*Source records*:
--- BEGIN ---

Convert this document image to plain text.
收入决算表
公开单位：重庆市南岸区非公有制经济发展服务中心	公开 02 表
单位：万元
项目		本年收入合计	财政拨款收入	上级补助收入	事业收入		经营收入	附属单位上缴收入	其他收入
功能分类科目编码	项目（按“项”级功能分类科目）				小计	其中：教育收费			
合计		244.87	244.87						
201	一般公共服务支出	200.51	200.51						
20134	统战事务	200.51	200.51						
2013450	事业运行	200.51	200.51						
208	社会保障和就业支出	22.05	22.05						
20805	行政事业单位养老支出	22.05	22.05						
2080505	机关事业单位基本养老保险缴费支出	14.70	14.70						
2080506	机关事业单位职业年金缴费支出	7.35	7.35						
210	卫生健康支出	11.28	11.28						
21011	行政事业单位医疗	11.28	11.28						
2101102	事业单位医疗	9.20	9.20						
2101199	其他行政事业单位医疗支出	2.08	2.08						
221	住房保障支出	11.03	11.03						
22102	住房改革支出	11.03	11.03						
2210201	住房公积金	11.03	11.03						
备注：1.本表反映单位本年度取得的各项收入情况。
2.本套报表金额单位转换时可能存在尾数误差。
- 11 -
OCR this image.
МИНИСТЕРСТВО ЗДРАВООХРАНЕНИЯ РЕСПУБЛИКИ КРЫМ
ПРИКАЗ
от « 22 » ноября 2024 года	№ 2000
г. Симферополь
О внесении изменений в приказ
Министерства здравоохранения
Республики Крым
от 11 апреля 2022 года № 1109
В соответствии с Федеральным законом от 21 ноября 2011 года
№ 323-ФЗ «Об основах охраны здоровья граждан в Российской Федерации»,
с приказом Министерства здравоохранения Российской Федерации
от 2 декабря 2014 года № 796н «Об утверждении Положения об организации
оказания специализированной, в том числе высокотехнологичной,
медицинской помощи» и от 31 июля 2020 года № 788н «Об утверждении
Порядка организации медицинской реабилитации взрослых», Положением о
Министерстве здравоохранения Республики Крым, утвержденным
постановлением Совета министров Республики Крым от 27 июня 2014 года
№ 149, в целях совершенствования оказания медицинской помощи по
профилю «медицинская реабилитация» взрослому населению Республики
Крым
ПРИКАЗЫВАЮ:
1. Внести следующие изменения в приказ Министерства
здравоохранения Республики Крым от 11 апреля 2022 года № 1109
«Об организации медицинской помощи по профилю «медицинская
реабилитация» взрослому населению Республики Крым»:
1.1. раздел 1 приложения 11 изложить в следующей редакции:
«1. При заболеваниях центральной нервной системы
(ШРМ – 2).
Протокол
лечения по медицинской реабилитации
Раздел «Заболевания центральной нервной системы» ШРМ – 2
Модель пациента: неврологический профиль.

--- END ---

*Exercise*: Search the lines for "реабилитации". Copy each line that has it.

*Problem solution*:
Порядка организации медицинской реабилитации взрослых», Положением о
лечения по медицинской реабилитации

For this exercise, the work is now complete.